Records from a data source
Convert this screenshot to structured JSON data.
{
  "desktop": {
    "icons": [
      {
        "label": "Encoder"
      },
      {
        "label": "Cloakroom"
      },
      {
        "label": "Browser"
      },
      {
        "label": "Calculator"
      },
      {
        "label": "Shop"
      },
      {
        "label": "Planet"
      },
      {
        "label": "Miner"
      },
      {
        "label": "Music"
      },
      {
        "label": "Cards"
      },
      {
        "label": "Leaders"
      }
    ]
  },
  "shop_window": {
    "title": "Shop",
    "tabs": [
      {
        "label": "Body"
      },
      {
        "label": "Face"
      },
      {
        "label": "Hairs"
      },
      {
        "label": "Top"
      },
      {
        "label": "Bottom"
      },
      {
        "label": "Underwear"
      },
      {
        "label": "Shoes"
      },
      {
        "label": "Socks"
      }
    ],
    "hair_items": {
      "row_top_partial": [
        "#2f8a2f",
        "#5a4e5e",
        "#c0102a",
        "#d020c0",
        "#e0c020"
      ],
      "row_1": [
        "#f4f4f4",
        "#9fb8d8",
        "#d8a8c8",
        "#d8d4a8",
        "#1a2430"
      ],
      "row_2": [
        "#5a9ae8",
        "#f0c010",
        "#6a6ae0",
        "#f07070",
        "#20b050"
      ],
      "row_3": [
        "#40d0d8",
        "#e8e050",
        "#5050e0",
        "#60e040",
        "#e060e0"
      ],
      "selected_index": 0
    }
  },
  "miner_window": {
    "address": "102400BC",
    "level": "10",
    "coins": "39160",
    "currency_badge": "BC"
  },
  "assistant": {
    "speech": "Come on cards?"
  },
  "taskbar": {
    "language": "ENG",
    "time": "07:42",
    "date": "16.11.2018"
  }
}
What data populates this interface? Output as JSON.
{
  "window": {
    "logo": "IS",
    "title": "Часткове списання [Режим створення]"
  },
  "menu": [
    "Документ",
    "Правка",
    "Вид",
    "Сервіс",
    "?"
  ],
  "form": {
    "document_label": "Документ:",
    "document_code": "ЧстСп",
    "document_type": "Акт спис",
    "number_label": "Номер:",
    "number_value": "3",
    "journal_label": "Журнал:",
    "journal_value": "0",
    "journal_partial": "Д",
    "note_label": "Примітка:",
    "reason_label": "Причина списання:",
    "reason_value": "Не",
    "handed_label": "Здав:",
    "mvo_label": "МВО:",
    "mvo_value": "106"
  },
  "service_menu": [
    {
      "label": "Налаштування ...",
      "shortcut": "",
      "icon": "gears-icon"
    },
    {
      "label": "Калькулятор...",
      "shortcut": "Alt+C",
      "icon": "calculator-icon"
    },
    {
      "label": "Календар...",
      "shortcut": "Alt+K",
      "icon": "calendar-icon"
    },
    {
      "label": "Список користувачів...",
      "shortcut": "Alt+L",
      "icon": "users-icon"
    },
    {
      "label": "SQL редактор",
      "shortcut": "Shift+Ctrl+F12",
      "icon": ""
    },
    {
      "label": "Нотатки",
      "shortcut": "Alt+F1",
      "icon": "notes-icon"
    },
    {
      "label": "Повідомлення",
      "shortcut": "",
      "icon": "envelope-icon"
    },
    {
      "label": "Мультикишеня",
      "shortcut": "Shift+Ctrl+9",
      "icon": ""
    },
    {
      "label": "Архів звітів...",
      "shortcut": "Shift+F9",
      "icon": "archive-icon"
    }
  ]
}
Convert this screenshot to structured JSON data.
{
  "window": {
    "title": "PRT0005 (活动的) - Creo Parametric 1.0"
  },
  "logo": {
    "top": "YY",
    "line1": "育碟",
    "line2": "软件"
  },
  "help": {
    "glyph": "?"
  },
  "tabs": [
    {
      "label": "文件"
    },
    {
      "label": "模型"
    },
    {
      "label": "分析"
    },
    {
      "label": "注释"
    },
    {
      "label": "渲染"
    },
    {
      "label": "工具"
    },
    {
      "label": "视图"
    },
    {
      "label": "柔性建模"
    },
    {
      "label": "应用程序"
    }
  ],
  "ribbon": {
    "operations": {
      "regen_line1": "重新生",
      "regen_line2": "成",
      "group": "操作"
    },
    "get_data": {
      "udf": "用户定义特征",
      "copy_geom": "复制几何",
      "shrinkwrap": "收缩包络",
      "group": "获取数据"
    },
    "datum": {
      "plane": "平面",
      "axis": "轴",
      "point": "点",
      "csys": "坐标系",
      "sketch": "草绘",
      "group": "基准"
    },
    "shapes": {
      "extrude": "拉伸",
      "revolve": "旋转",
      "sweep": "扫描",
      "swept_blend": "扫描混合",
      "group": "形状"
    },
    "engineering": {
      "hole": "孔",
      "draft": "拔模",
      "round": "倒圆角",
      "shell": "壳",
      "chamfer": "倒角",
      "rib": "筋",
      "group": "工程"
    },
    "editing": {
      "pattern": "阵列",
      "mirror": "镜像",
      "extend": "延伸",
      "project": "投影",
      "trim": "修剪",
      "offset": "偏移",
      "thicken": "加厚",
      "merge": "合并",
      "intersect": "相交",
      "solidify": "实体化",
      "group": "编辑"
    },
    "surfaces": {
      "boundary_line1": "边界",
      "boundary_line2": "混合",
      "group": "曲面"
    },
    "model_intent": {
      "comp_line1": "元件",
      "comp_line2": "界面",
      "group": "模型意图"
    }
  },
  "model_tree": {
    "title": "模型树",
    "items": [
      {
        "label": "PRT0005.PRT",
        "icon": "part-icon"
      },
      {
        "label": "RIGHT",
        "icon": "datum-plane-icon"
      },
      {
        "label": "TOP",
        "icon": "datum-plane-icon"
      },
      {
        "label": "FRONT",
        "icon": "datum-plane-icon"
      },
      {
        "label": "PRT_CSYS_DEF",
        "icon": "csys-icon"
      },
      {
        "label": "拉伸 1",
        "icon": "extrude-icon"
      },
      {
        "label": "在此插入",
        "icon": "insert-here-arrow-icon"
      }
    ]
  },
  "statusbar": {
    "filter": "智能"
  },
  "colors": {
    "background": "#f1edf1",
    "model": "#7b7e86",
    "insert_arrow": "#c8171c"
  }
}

Direction
Quote all the records. Keep every word exact.

Result of the exercise
Convert this screenshot to structured JSON data.
{
  "desktop": {
    "icons": [
      {
        "label": "Encoder"
      },
      {
        "label": "Cloakroom"
      },
      {
        "label": "Browser"
      },
      {
        "label": "Calculator"
      },
      {
        "label": "Shop"
      },
      {
        "label": "Planet"
      },
      {
        "label": "Miner"
      },
      {
        "label": "Music"
      },
      {
        "label": "Cards"
      },
      {
        "label": "Leaders"
      }
    ]
  },
  "shop_window": {
    "title": "Shop",
    "tabs": [
      {
        "label": "Body"
      },
      {
        "label": "Face"
      },
      {
        "label": "Hairs"
      },
      {
        "label": "Top"
      },
      {
        "label": "Bottom"
      },
      {
        "label": "Underwear"
      },
      {
        "label": "Shoes"
      },
      {
        "label": "Socks"
      }
    ],
    "hair_items": {
      "row_top_partial": [
        "#2f8a2f",
        "#5a4e5e",
        "#c0102a",
        "#d020c0",
        "#e0c020"
      ],
      "row_1": [
        "#f4f4f4",
        "#9fb8d8",
        "#d8a8c8",
        "#d8d4a8",
        "#1a2430"
      ],
      "row_2": [
        "#5a9ae8",
        "#f0c010",
        "#6a6ae0",
        "#f07070",
        "#20b050"
      ],
      "row_3": [
        "#40d0d8",
        "#e8e050",
        "#5050e0",
        "#60e040",
        "#e060e0"
      ],
      "selected_index": 0
    }
  },
  "miner_window": {
    "address": "102400BC",
    "level": "10",
    "coins": "39160",
    "currency_badge": "BC"
  },
  "assistant": {
    "speech": "Come on cards?"
  },
  "taskbar": {
    "language": "ENG",
    "time": "07:42",
    "date": "16.11.2018"
  }
}
What data populates this interface? Output as JSON.
{
  "window": {
    "logo": "IS",
    "title": "Часткове списання [Режим створення]"
  },
  "menu": [
    "Документ",
    "Правка",
    "Вид",
    "Сервіс",
    "?"
  ],
  "form": {
    "document_label": "Документ:",
    "document_code": "ЧстСп",
    "document_type": "Акт спис",
    "number_label": "Номер:",
    "number_value": "3",
    "journal_label": "Журнал:",
    "journal_value": "0",
    "journal_partial": "Д",
    "note_label": "Примітка:",
    "reason_label": "Причина списання:",
    "reason_value": "Не",
    "handed_label": "Здав:",
    "mvo_label": "МВО:",
    "mvo_value": "106"
  },
  "service_menu": [
    {
      "label": "Налаштування ...",
      "shortcut": "",
      "icon": "gears-icon"
    },
    {
      "label": "Калькулятор...",
      "shortcut": "Alt+C",
      "icon": "calculator-icon"
    },
    {
      "label": "Календар...",
      "shortcut": "Alt+K",
      "icon": "calendar-icon"
    },
    {
      "label": "Список користувачів...",
      "shortcut": "Alt+L",
      "icon": "users-icon"
    },
    {
      "label": "SQL редактор",
      "shortcut": "Shift+Ctrl+F12",
      "icon": ""
    },
    {
      "label": "Нотатки",
      "shortcut": "Alt+F1",
      "icon": "notes-icon"
    },
    {
      "label": "Повідомлення",
      "shortcut": "",
      "icon": "envelope-icon"
    },
    {
      "label": "Мультикишеня",
      "shortcut": "Shift+Ctrl+9",
      "icon": ""
    },
    {
      "label": "Архів звітів...",
      "shortcut": "Shift+F9",
      "icon": "archive-icon"
    }
  ]
}
Convert this screenshot to structured JSON data.
{
  "window": {
    "title": "PRT0005 (活动的) - Creo Parametric 1.0"
  },
  "logo": {
    "top": "YY",
    "line1": "育碟",
    "line2": "软件"
  },
  "help": {
    "glyph": "?"
  },
  "tabs": [
    {
      "label": "文件"
    },
    {
      "label": "模型"
    },
    {
      "label": "分析"
    },
    {
      "label": "注释"
    },
    {
      "label": "渲染"
    },
    {
      "label": "工具"
    },
    {
      "label": "视图"
    },
    {
      "label": "柔性建模"
    },
    {
      "label": "应用程序"
    }
  ],
  "ribbon": {
    "operations": {
      "regen_line1": "重新生",
      "regen_line2": "成",
      "group": "操作"
    },
    "get_data": {
      "udf": "用户定义特征",
      "copy_geom": "复制几何",
      "shrinkwrap": "收缩包络",
      "group": "获取数据"
    },
    "datum": {
      "plane": "平面",
      "axis": "轴",
      "point": "点",
      "csys": "坐标系",
      "sketch": "草绘",
      "group": "基准"
    },
    "shapes": {
      "extrude": "拉伸",
      "revolve": "旋转",
      "sweep": "扫描",
      "swept_blend": "扫描混合",
      "group": "形状"
    },
    "engineering": {
      "hole": "孔",
      "draft": "拔模",
      "round": "倒圆角",
      "shell": "壳",
      "chamfer": "倒角",
      "rib": "筋",
      "group": "工程"
    },
    "editing": {
      "pattern": "阵列",
      "mirror": "镜像",
      "extend": "延伸",
      "project": "投影",
      "trim": "修剪",
      "offset": "偏移",
      "thicken": "加厚",
      "merge": "合并",
      "intersect": "相交",
      "solidify": "实体化",
      "group": "编辑"
    },
    "surfaces": {
      "boundary_line1": "边界",
      "boundary_line2": "混合",
      "group": "曲面"
    },
    "model_intent": {
      "comp_line1": "元件",
      "comp_line2": "界面",
      "group": "模型意图"
    }
  },
  "model_tree": {
    "title": "模型树",
    "items": [
      {
        "label": "PRT0005.PRT",
        "icon": "part-icon"
      },
      {
        "label": "RIGHT",
        "icon": "datum-plane-icon"
      },
      {
        "label": "TOP",
        "icon": "datum-plane-icon"
      },
      {
        "label": "FRONT",
        "icon": "datum-plane-icon"
      },
      {
        "label": "PRT_CSYS_DEF",
        "icon": "csys-icon"
      },
      {
        "label": "拉伸 1",
        "icon": "extrude-icon"
      },
      {
        "label": "在此插入",
        "icon": "insert-here-arrow-icon"
      }
    ]
  },
  "statusbar": {
    "filter": "智能"
  },
  "colors": {
    "background": "#f1edf1",
    "model": "#7b7e86",
    "insert_arrow": "#c8171c"
  }
}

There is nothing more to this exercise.